[Dataset excerpt]
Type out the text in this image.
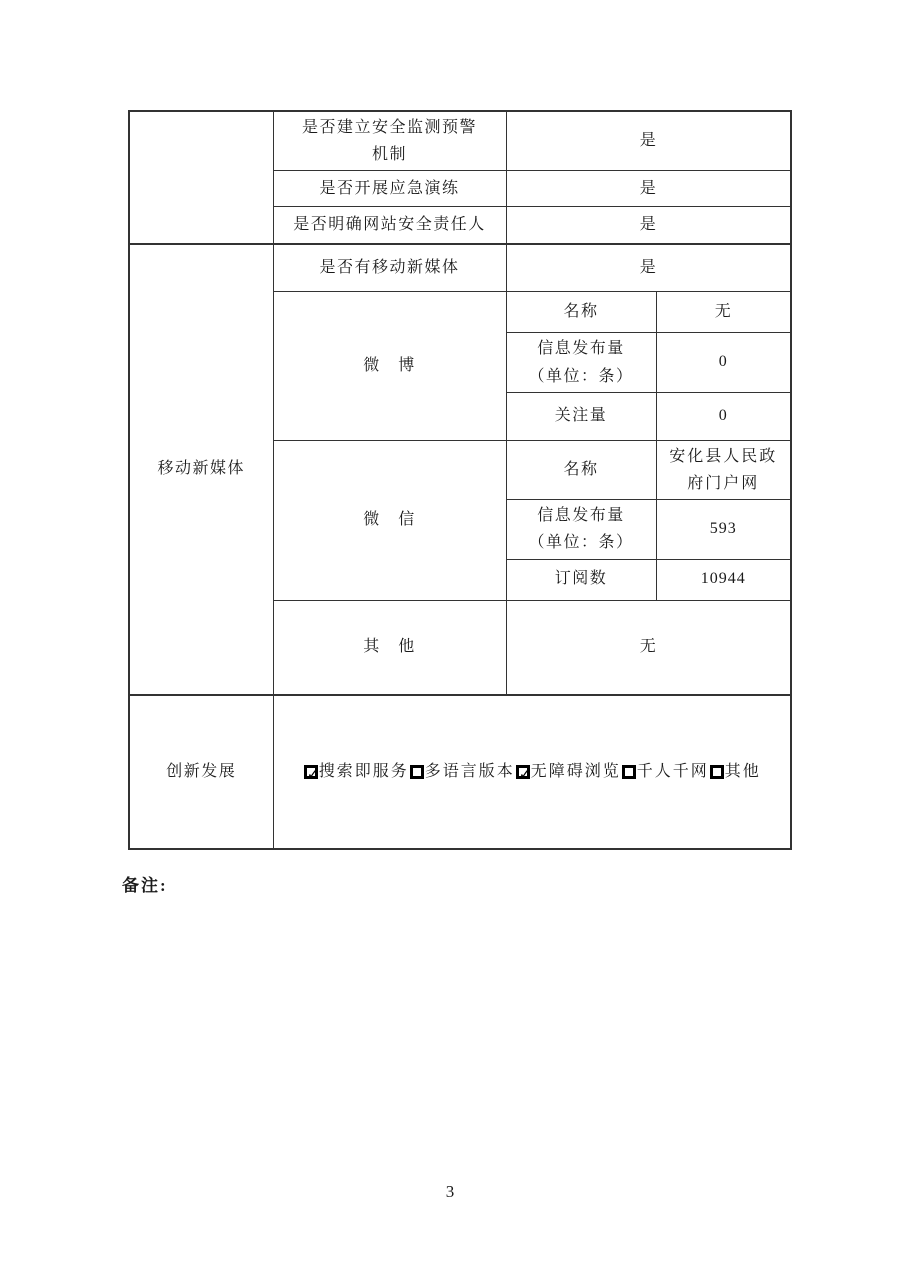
	是否建立安全监测预警
机制	是	
	是否开展应急演练	是	
	是否明确网站安全责任人	是	
移动新媒体	是否有移动新媒体	是	
	微　博	名称	无

		信息发布量
（单位：条）	0
		关注量	0
	微　信	名称	安化县人民政府门户网

		信息发布量
（单位：条）	593
		订阅数	10944
	其　他	无	
创新发展	✓搜索即服务 多语言版本 ✓无障碍浏览 千人千网 其他		
备注:
3
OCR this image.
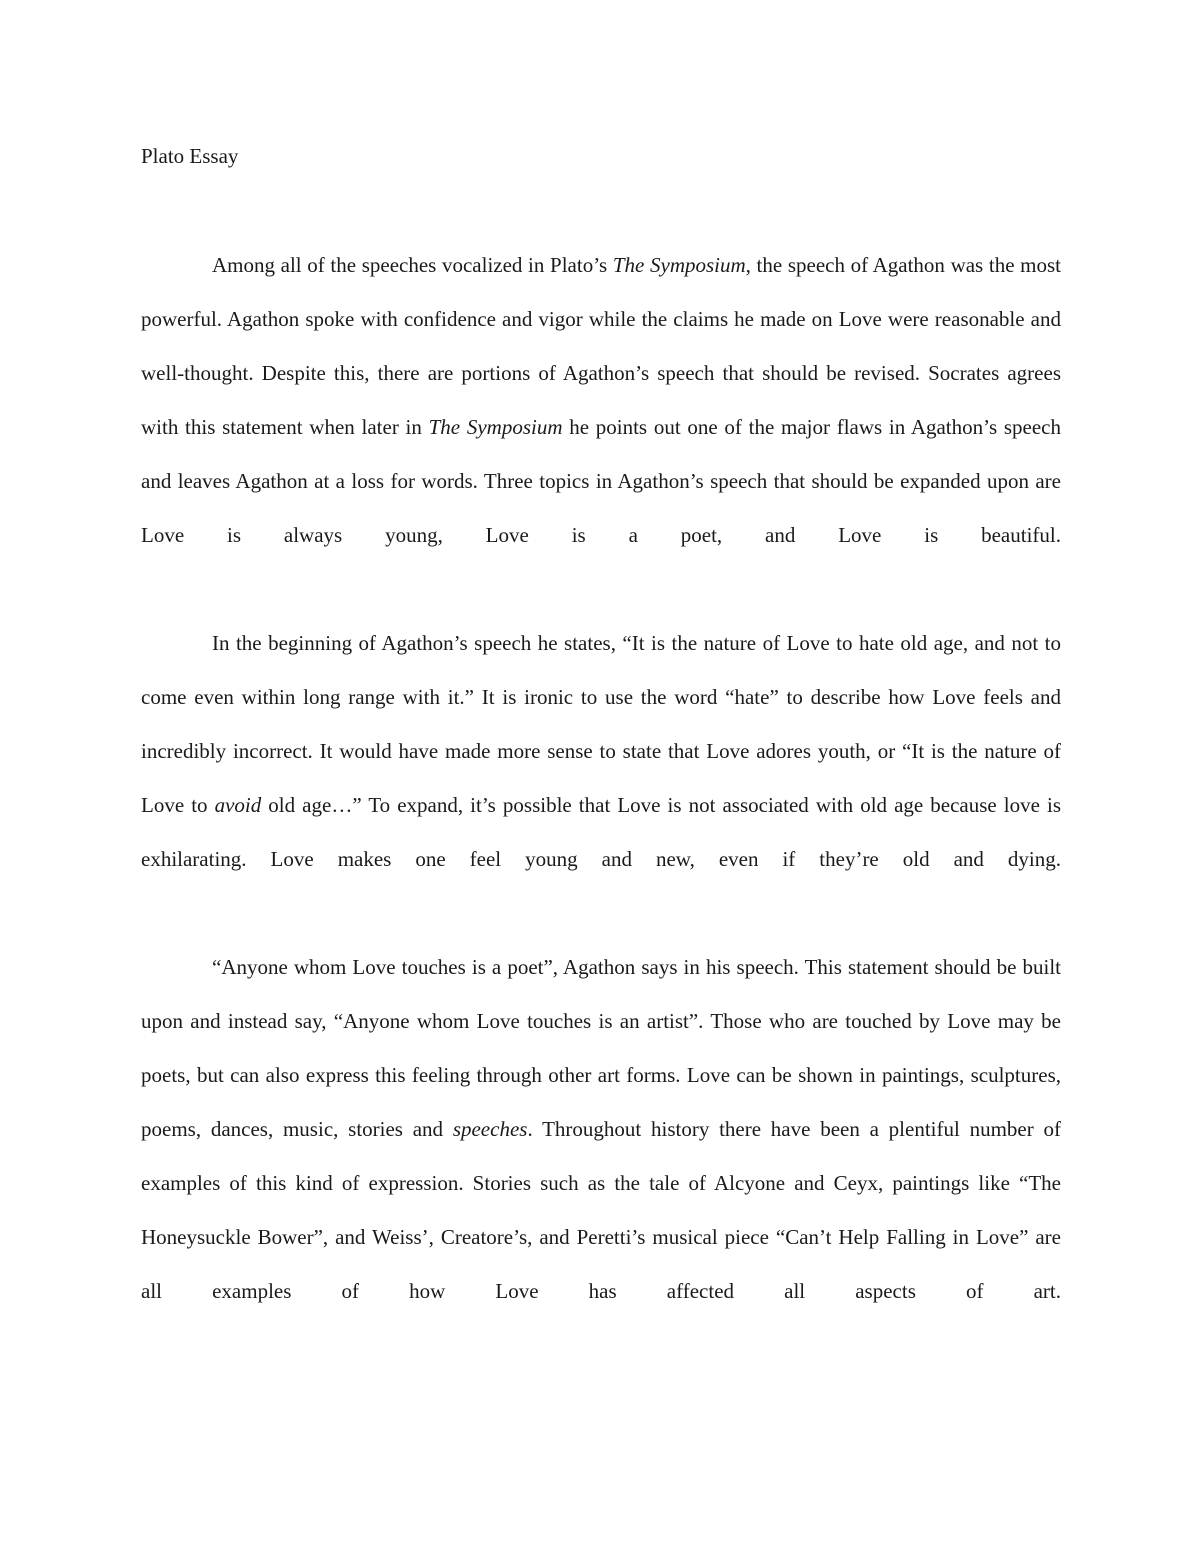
Plato Essay

Among all of the speeches vocalized in Plato’s The Symposium, the speech of Agathon was the most powerful. Agathon spoke with confidence and vigor while the claims he made on Love were reasonable and well-thought. Despite this, there are portions of Agathon’s speech that should be revised. Socrates agrees with this statement when later in The Symposium he points out one of the major flaws in Agathon’s speech and leaves Agathon at a loss for words. Three topics in Agathon’s speech that should be expanded upon are Love is always young, Love is a poet, and Love is beautiful.

In the beginning of Agathon’s speech he states, “It is the nature of Love to hate old age, and not to come even within long range with it.” It is ironic to use the word “hate” to describe how Love feels and incredibly incorrect. It would have made more sense to state that Love adores youth, or “It is the nature of Love to avoid old age…” To expand, it’s possible that Love is not associated with old age because love is exhilarating. Love makes one feel young and new, even if they’re old and dying.

“Anyone whom Love touches is a poet”, Agathon says in his speech. This statement should be built upon and instead say, “Anyone whom Love touches is an artist”. Those who are touched by Love may be poets, but can also express this feeling through other art forms. Love can be shown in paintings, sculptures, poems, dances, music, stories and speeches. Throughout history there have been a plentiful number of examples of this kind of expression. Stories such as the tale of Alcyone and Ceyx, paintings like “The Honeysuckle Bower”, and Weiss’, Creatore’s, and Peretti’s musical piece “Can’t Help Falling in Love” are all examples of how Love has affected all aspects of art.
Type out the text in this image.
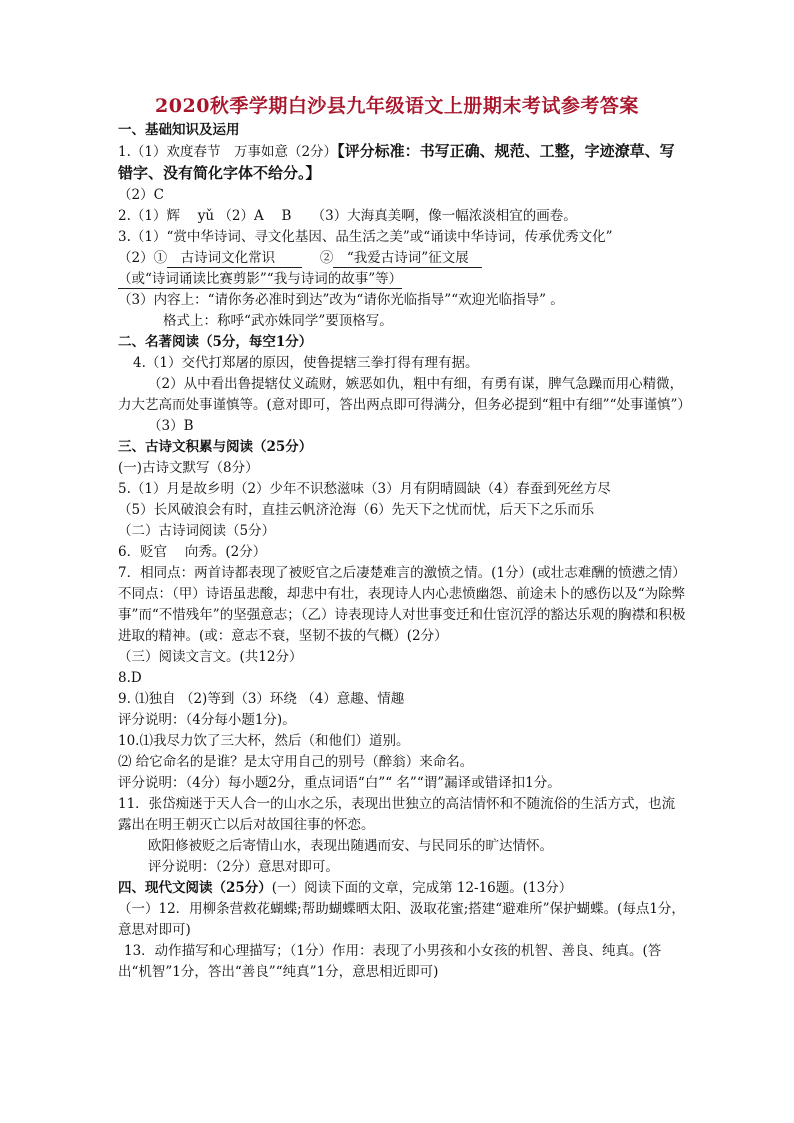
2020秋季学期白沙县九年级语文上册期末考试参考答案
一、基础知识及运用
1.（1）欢度春节　万事如意（2分）【评分标准：书写正确、规范、工整，字迹潦草、写错字、没有简化字体不给分。】
（2）C
2.（1）辉　 yǔ （2）A　 B　　（3）大海真美啊，像一幅浓淡相宜的画卷。
3.（1）“赏中华诗词、寻文化基因、品生活之美”或“诵读中华诗词，传承优秀文化”
（2）①　古诗词文化常识　　　 ②　“我爱古诗词”征文展　
（或“诗词诵读比赛剪影”“我与诗词的故事”等）
（3）内容上：“请你务必准时到达”改为“请你光临指导”“欢迎光临指导” 。
格式上：称呼“武亦姝同学”要顶格写。
二、名著阅读（5分，每空1分）
4.（1）交代打郑屠的原因，使鲁提辖三拳打得有理有据。
（2）从中看出鲁提辖仗义疏财，嫉恶如仇，粗中有细，有勇有谋，脾气急躁而用心精微，力大艺高而处事谨慎等。(意对即可，答出两点即可得满分，但务必提到“粗中有细”“处事谨慎”）
（3）B
三、古诗文积累与阅读（25分）
(一)古诗文默写（8分）
5.（1）月是故乡明（2）少年不识愁滋味（3）月有阴晴圆缺（4）春蚕到死丝方尽
（5）长风破浪会有时，直挂云帆济沧海（6）先天下之忧而忧，后天下之乐而乐
（二）古诗词阅读（5分）
6．贬官　 向秀。(2分）
7．相同点：两首诗都表现了被贬官之后凄楚难言的激愤之情。(1分）(或壮志难酬的愤懑之情）
不同点：（甲）诗语虽悲酸，却悲中有壮，表现诗人内心悲愤幽怨、前途未卜的感伤以及“为除弊事”而“不惜残年”的坚强意志；（乙）诗表现诗人对世事变迁和仕宦沉浮的豁达乐观的胸襟和积极进取的精神。(或：意志不衰，坚韧不拔的气概）(2分）
（三）阅读文言文。(共12分）
8.D
9. ⑴独自 （2)等到（3）环绕 （4）意趣、情趣
评分说明：（4分每小题1分)。
10.⑴我尽力饮了三大杯，然后（和他们）道别。
⑵ 给它命名的是谁？是太守用自己的别号（醉翁）来命名。
评分说明：（4分）每小题2分，重点词语“白”“ 名”“谓”漏译或错译扣1分。
11．张岱痴迷于天人合一的山水之乐，表现出世独立的高洁情怀和不随流俗的生活方式，也流露出在明王朝灭亡以后对故国往事的怀恋。
欧阳修被贬之后寄情山水，表现出随遇而安、与民同乐的旷达情怀。
评分说明：（2分）意思对即可。
四、现代文阅读（25分）(一）阅读下面的文章，完成第 12-16题。(13分）
（一）12．用柳条营救花蝴蝶;帮助蝴蝶晒太阳、汲取花蜜;搭建“避难所”保护蝴蝶。(每点1分，意思对即可)
13．动作描写和心理描写；（1分）作用：表现了小男孩和小女孩的机智、善良、纯真。(答出“机智”1分，答出“善良”“纯真”1分，意思相近即可)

--- WRITTEN INSTRUCTION ---
Can you restate all the records above word for word while dropping the pictures?

--- RESPONSE FOR THIS EXERCISE ---
Type out the text in this image.
	是否建立安全监测预警
机制	是	
	是否开展应急演练	是	
	是否明确网站安全责任人	是	
移动新媒体	是否有移动新媒体	是	
	微　博	名称	无

		信息发布量
（单位：条）	0
		关注量	0
	微　信	名称	安化县人民政府门户网

		信息发布量
（单位：条）	593
		订阅数	10944
	其　他	无	
创新发展	✓搜索即服务 多语言版本 ✓无障碍浏览 千人千网 其他		
备注:
3
OCR this image.
Plato Essay

Among all of the speeches vocalized in Plato’s The Symposium, the speech of Agathon was the most powerful. Agathon spoke with confidence and vigor while the claims he made on Love were reasonable and well-thought. Despite this, there are portions of Agathon’s speech that should be revised. Socrates agrees with this statement when later in The Symposium he points out one of the major flaws in Agathon’s speech and leaves Agathon at a loss for words. Three topics in Agathon’s speech that should be expanded upon are Love is always young, Love is a poet, and Love is beautiful.

In the beginning of Agathon’s speech he states, “It is the nature of Love to hate old age, and not to come even within long range with it.” It is ironic to use the word “hate” to describe how Love feels and incredibly incorrect. It would have made more sense to state that Love adores youth, or “It is the nature of Love to avoid old age…” To expand, it’s possible that Love is not associated with old age because love is exhilarating. Love makes one feel young and new, even if they’re old and dying.

“Anyone whom Love touches is a poet”, Agathon says in his speech. This statement should be built upon and instead say, “Anyone whom Love touches is an artist”. Those who are touched by Love may be poets, but can also express this feeling through other art forms. Love can be shown in paintings, sculptures, poems, dances, music, stories and speeches. Throughout history there have been a plentiful number of examples of this kind of expression. Stories such as the tale of Alcyone and Ceyx, paintings like “The Honeysuckle Bower”, and Weiss’, Creatore’s, and Peretti’s musical piece “Can’t Help Falling in Love” are all examples of how Love has affected all aspects of art.
Type out the text in this image.
2020秋季学期白沙县九年级语文上册期末考试参考答案
一、基础知识及运用
1.（1）欢度春节　万事如意（2分）【评分标准：书写正确、规范、工整，字迹潦草、写错字、没有简化字体不给分。】
（2）C
2.（1）辉　 yǔ （2）A　 B　　（3）大海真美啊，像一幅浓淡相宜的画卷。
3.（1）“赏中华诗词、寻文化基因、品生活之美”或“诵读中华诗词，传承优秀文化”
（2）①　古诗词文化常识　　　 ②　“我爱古诗词”征文展　
（或“诗词诵读比赛剪影”“我与诗词的故事”等）
（3）内容上：“请你务必准时到达”改为“请你光临指导”“欢迎光临指导” 。
格式上：称呼“武亦姝同学”要顶格写。
二、名著阅读（5分，每空1分）
4.（1）交代打郑屠的原因，使鲁提辖三拳打得有理有据。
（2）从中看出鲁提辖仗义疏财，嫉恶如仇，粗中有细，有勇有谋，脾气急躁而用心精微，力大艺高而处事谨慎等。(意对即可，答出两点即可得满分，但务必提到“粗中有细”“处事谨慎”）
（3）B
三、古诗文积累与阅读（25分）
(一)古诗文默写（8分）
5.（1）月是故乡明（2）少年不识愁滋味（3）月有阴晴圆缺（4）春蚕到死丝方尽
（5）长风破浪会有时，直挂云帆济沧海（6）先天下之忧而忧，后天下之乐而乐
（二）古诗词阅读（5分）
6．贬官　 向秀。(2分）
7．相同点：两首诗都表现了被贬官之后凄楚难言的激愤之情。(1分）(或壮志难酬的愤懑之情）
不同点：（甲）诗语虽悲酸，却悲中有壮，表现诗人内心悲愤幽怨、前途未卜的感伤以及“为除弊事”而“不惜残年”的坚强意志；（乙）诗表现诗人对世事变迁和仕宦沉浮的豁达乐观的胸襟和积极进取的精神。(或：意志不衰，坚韧不拔的气概）(2分）
（三）阅读文言文。(共12分）
8.D
9. ⑴独自 （2)等到（3）环绕 （4）意趣、情趣
评分说明：（4分每小题1分)。
10.⑴我尽力饮了三大杯，然后（和他们）道别。
⑵ 给它命名的是谁？是太守用自己的别号（醉翁）来命名。
评分说明：（4分）每小题2分，重点词语“白”“ 名”“谓”漏译或错译扣1分。
11．张岱痴迷于天人合一的山水之乐，表现出世独立的高洁情怀和不随流俗的生活方式，也流露出在明王朝灭亡以后对故国往事的怀恋。
欧阳修被贬之后寄情山水，表现出随遇而安、与民同乐的旷达情怀。
评分说明：（2分）意思对即可。
四、现代文阅读（25分）(一）阅读下面的文章，完成第 12-16题。(13分）
（一）12．用柳条营救花蝴蝶;帮助蝴蝶晒太阳、汲取花蜜;搭建“避难所”保护蝴蝶。(每点1分，意思对即可)
13．动作描写和心理描写；（1分）作用：表现了小男孩和小女孩的机智、善良、纯真。(答出“机智”1分，答出“善良”“纯真”1分，意思相近即可)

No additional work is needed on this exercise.